*CONSIGNE DONNÉE 1:*
Dans les rangées ci-dessous, recopiez tel quel le passage qui va du début des rangées jusqu'à la ligne contenant "data-label: $8,837 [479, 5, 528, 22]", cette ligne comprise.

*EXTRAIT DU DOCUMENT:*
◆ ◆ ◆ ◆

Si la Fed peine à maîtriser l’inflation sans engager de ralentissement économique, elle excelle en revanche dans la gestion des perceptions des marchés…
Je peux bien sûr avoir tort, mais j’ai la conviction que le fait d’annoncer qu’une hausse des taux de 0,75% serait possible, est une tactique. Elle est employée régulièrement en matière financière.
Cette tactique consiste à créer des craintes ou des anticipations volontairement inadéquates, afin que les décisions réelles, elles, soient perçues comme un moindre mal ou un soulagement.
La finance est au point pour manipuler les anticipations et les attentes, et en jouer.
Elle fait cela sans cesse sur les résultats de sociétés, afin que les médias puissent annoncer que telle ou telle société a battu les attentes !
Il suffit de manipuler les attentes pour que les nouvelles deviennent positives, même lorsqu’elles sont mauvaises ; il suffit de créer une fausse dynamique… mais cela peut être également un faux soulagement.
Nous verrons ce qu’il en est, mais mon avis est le suivant ; nous faisons face à une énième manipulation, pour amortir le choc de la hausse des taux et maintenir un marché équilibré.
Je soutiens que la Fed gère mal les choses d’un point de vue fondamental, mais qu’elle excelle dans la gestion des perceptions des marchés ; c’est même sa spécialité.
Elle repose sur des travaux mathématiques qui ont été développés après le départ de Greenspan, et ces travaux qui codifient les “animal spirits” sont, dans une optique de court terme très efficaces. Tout a été étudié, y compris le temps qui s ‘écoule entre le moment où une nouvelle a été annoncée et la durée de son effet psychologique. La gestion des “animal spirits courts” est une spécialité de la Fed et de ses employés.
C’est d’ailleurs la même chose pour les américains dans beaucoup de domaines comme… la guerre. Ils savent gérer la propagande, et les opinions, mais ils sont incapables de gagner une vraie guerre sur la durée. Les USA se sont laissés déborder par les Imaginaires qu’ils ont créés.
Il est plus facile de modifier les comportements et les attentes sur une guerre, que d’éviter les missiles Kaliber ou Kinjal.
Il est plus facile de provoquer une hausse de soulagement d’un marché boursier survendu, que de réussir à dompter l’inflation sans engager de ralentissement économique.
Nous retrouvons là un de mes thèmes favoris ; celui de l’écart entre les perceptions manipulées par les démiurges et le réel qui lui, suit ses lois intrinsèques, et obéit aux forces concrètes et matérielles.
Je passe beaucoup de temps à démystifier les « en même temps », les fausses gestions des contradictions et des antagonismes, les rasages gratuits, les multiplications des pains monétaires, les mondes de fantaisie crées par les grands enfants impuissants-tout puissants que sont les soi-disant maitres du monde ; ils ne sont tout puissants que de leurs mensonges et nos lâchetés.

◆ ◆ ◆ ◆

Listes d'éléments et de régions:
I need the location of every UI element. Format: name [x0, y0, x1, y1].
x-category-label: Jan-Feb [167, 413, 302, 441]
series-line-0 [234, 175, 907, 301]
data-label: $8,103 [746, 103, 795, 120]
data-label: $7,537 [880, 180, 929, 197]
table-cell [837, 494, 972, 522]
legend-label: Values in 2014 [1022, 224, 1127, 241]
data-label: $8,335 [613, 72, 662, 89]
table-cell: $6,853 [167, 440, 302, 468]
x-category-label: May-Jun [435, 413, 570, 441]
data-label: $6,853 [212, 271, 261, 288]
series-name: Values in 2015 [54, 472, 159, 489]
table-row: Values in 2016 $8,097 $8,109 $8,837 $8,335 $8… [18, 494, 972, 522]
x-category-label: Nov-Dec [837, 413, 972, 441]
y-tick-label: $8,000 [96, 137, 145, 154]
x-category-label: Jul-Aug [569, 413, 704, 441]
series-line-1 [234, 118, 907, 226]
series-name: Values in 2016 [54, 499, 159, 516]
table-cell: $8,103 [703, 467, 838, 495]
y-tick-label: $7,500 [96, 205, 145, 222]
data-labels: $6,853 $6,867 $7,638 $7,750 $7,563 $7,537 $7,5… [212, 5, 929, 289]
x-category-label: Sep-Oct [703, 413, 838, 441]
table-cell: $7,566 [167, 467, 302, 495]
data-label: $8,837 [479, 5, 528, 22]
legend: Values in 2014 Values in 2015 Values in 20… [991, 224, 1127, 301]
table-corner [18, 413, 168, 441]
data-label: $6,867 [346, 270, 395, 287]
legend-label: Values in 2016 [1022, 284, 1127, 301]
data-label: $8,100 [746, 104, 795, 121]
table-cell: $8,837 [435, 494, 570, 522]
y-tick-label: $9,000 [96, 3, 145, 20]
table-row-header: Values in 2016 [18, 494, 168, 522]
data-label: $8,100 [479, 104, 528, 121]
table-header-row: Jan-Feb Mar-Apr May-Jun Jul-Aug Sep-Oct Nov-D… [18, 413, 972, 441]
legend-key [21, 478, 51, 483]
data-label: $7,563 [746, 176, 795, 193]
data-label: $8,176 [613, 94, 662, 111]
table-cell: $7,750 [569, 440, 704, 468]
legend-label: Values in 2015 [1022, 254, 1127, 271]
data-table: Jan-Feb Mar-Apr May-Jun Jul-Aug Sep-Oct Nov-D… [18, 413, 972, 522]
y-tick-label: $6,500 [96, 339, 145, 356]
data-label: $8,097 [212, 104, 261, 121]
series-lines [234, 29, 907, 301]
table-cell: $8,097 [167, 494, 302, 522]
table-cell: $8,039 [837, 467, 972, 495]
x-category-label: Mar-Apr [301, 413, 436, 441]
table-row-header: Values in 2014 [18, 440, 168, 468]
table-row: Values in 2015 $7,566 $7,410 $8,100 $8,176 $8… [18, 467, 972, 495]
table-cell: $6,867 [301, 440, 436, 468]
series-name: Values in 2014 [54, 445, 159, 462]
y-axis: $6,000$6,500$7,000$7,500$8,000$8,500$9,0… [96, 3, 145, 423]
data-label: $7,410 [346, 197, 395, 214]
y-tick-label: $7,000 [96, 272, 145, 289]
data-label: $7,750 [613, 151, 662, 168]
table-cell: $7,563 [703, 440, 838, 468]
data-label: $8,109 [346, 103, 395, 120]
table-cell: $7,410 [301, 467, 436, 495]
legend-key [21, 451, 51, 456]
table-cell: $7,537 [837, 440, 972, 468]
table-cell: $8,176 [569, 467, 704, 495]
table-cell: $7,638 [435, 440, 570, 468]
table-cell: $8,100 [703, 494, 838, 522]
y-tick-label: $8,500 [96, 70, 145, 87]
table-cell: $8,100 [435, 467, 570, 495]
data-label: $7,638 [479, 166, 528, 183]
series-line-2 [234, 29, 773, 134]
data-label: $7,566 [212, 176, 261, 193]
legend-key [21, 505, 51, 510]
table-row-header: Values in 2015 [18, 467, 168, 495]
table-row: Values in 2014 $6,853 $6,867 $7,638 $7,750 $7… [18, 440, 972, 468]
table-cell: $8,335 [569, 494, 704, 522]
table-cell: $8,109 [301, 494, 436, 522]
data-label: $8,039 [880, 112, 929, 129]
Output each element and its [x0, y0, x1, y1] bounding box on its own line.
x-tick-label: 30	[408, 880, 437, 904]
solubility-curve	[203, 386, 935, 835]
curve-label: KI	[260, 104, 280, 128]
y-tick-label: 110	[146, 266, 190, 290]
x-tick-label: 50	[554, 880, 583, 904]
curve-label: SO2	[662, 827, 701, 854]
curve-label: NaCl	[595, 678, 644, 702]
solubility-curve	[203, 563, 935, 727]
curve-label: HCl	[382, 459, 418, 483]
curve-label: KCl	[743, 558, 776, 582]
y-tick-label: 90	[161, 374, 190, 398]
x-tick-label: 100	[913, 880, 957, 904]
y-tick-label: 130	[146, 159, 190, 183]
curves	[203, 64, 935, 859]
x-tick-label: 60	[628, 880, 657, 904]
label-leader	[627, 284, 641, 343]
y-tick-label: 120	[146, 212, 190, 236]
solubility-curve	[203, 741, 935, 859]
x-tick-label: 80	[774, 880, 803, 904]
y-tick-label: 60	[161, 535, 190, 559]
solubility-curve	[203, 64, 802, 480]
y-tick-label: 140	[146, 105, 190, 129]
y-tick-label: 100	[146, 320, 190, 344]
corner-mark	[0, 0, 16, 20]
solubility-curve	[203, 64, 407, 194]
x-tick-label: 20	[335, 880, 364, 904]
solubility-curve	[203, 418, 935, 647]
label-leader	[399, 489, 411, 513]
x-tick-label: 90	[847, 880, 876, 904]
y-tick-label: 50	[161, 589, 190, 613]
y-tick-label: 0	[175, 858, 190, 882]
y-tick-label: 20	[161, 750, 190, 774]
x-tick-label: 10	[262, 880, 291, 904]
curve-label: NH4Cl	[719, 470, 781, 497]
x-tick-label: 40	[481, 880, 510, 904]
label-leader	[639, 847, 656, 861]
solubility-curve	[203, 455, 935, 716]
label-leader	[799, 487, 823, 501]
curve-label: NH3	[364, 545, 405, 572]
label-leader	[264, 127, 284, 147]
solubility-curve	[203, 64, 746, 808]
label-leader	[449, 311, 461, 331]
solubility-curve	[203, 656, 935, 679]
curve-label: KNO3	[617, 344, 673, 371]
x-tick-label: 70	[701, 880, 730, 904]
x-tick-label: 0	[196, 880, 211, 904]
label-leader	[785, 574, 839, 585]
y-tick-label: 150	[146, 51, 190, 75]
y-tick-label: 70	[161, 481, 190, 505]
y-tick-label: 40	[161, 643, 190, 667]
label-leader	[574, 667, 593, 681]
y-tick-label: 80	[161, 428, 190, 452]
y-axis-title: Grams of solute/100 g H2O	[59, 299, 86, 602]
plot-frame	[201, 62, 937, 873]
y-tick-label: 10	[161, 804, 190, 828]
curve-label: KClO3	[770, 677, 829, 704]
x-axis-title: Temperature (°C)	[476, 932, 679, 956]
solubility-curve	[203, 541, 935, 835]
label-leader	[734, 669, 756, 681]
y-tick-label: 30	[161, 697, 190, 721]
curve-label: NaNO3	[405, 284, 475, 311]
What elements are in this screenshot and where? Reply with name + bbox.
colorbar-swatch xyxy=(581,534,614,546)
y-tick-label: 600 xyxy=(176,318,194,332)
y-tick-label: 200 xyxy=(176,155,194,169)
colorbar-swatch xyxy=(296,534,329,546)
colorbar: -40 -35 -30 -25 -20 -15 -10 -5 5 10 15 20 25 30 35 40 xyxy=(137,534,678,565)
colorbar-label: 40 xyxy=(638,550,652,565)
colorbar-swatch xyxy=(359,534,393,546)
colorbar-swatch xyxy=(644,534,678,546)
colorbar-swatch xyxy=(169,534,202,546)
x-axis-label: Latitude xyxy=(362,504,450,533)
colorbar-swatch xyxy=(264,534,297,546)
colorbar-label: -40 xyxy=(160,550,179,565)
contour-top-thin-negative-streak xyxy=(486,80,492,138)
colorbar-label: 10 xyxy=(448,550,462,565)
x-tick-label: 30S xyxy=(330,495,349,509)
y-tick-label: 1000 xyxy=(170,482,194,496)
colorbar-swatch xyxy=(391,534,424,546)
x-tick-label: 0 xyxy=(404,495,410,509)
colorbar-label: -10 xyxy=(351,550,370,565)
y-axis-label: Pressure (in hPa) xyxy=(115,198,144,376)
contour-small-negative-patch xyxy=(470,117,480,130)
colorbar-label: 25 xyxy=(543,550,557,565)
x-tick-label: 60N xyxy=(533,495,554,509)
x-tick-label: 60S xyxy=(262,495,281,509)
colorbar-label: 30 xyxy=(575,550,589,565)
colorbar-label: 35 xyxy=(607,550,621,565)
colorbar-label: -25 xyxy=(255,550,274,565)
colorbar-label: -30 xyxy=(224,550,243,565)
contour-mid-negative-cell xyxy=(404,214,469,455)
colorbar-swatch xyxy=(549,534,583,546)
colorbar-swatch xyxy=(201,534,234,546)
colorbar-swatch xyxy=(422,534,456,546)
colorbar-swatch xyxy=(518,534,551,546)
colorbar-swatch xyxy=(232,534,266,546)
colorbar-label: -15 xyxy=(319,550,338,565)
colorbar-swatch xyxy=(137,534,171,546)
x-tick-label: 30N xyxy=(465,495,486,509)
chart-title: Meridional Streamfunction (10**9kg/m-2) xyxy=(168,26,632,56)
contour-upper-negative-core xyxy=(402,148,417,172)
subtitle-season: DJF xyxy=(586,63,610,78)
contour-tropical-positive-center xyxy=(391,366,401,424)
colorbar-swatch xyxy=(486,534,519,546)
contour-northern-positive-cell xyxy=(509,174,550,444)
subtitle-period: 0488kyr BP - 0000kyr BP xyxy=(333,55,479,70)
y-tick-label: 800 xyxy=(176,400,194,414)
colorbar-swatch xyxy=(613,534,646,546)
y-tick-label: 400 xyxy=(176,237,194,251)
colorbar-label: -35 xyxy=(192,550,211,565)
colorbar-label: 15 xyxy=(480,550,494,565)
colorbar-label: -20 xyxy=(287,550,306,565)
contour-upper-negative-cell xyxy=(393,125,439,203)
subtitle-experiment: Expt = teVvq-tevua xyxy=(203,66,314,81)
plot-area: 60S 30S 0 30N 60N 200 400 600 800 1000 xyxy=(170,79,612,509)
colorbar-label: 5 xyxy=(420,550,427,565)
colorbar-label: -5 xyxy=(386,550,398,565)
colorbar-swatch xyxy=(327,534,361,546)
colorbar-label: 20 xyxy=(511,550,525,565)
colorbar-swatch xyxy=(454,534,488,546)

◆ ◆ ◆ ◆

*CONSIGNE DONNÉE 2:*
Énumérez toutes les choses que la dernière phrase de l'extrait sur la Fed présente comme objets de démystification.

*SOLUTION DÉTAILLÉE 1:*
I need the location of every UI element. Format: name [x0, y0, x1, y1].
x-category-label: Jan-Feb [167, 413, 302, 441]
series-line-0 [234, 175, 907, 301]
data-label: $8,103 [746, 103, 795, 120]
data-label: $7,537 [880, 180, 929, 197]
table-cell [837, 494, 972, 522]
legend-label: Values in 2014 [1022, 224, 1127, 241]
data-label: $8,335 [613, 72, 662, 89]
table-cell: $6,853 [167, 440, 302, 468]
x-category-label: May-Jun [435, 413, 570, 441]
data-label: $6,853 [212, 271, 261, 288]
series-name: Values in 2015 [54, 472, 159, 489]
table-row: Values in 2016 $8,097 $8,109 $8,837 $8,335 $8… [18, 494, 972, 522]
x-category-label: Nov-Dec [837, 413, 972, 441]
y-tick-label: $8,000 [96, 137, 145, 154]
x-category-label: Jul-Aug [569, 413, 704, 441]
series-line-1 [234, 118, 907, 226]
series-name: Values in 2016 [54, 499, 159, 516]
table-cell: $8,103 [703, 467, 838, 495]
y-tick-label: $7,500 [96, 205, 145, 222]
data-labels: $6,853 $6,867 $7,638 $7,750 $7,563 $7,537 $7,5… [212, 5, 929, 289]
x-category-label: Sep-Oct [703, 413, 838, 441]
table-cell: $7,566 [167, 467, 302, 495]
data-label: $8,837 [479, 5, 528, 22]

*SOLUTION DÉTAILLÉE 2:*
- les « en même temps »
- les fausses gestions des contradictions et des antagonismes
- les rasages gratuits
- les multiplications des pains monétaires
- les mondes de fantaisie créés par les soi-disant maîtres du monde